(Task directions) Copy all the material that follows, keeping every character the same.

(Data extract)

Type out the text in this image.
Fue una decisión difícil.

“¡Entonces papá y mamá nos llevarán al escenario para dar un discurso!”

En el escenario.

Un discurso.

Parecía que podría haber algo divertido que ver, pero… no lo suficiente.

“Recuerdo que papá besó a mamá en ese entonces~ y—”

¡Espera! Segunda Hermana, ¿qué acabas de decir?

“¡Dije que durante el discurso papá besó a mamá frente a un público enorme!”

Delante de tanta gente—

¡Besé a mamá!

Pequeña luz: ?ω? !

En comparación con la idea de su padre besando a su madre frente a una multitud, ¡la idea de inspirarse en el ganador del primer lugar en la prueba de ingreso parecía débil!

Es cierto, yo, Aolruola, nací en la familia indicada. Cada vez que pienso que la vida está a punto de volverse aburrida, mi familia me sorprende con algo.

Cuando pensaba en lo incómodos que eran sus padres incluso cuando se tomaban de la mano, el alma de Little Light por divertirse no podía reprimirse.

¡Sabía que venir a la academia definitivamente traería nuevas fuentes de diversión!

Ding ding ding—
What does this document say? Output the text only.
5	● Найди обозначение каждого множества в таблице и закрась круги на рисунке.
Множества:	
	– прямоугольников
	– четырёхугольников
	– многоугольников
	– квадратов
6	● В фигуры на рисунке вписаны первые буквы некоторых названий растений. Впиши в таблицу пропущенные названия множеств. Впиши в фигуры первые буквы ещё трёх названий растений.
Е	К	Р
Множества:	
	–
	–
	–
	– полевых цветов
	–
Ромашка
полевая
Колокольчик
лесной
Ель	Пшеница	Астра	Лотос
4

(Answer below)
Type out the text in this image.
Fue una decisión difícil.

“¡Entonces papá y mamá nos llevarán al escenario para dar un discurso!”

En el escenario.

Un discurso.

Parecía que podría haber algo divertido que ver, pero… no lo suficiente.

“Recuerdo que papá besó a mamá en ese entonces~ y—”

¡Espera! Segunda Hermana, ¿qué acabas de decir?

“¡Dije que durante el discurso papá besó a mamá frente a un público enorme!”

Delante de tanta gente—

¡Besé a mamá!

Pequeña luz: ?ω? !

En comparación con la idea de su padre besando a su madre frente a una multitud, ¡la idea de inspirarse en el ganador del primer lugar en la prueba de ingreso parecía débil!

Es cierto, yo, Aolruola, nací en la familia indicada. Cada vez que pienso que la vida está a punto de volverse aburrida, mi familia me sorprende con algo.

Cuando pensaba en lo incómodos que eran sus padres incluso cuando se tomaban de la mano, el alma de Little Light por divertirse no podía reprimirse.

¡Sabía que venir a la academia definitivamente traería nuevas fuentes de diversión!

Ding ding ding—
What does this document say? Output the text only.
5	● Найди обозначение каждого множества в таблице и закрась круги на рисунке.
Множества:	
	– прямоугольников
	– четырёхугольников
	– многоугольников
	– квадратов
6	● В фигуры на рисунке вписаны первые буквы некоторых названий растений. Впиши в таблицу пропущенные названия множеств. Впиши в фигуры первые буквы ещё трёх названий растений.
Е	К	Р
Множества:	
	–
	–
	–
	– полевых цветов
	–
Ромашка
полевая
Колокольчик
лесной
Ель	Пшеница	Астра	Лотос
4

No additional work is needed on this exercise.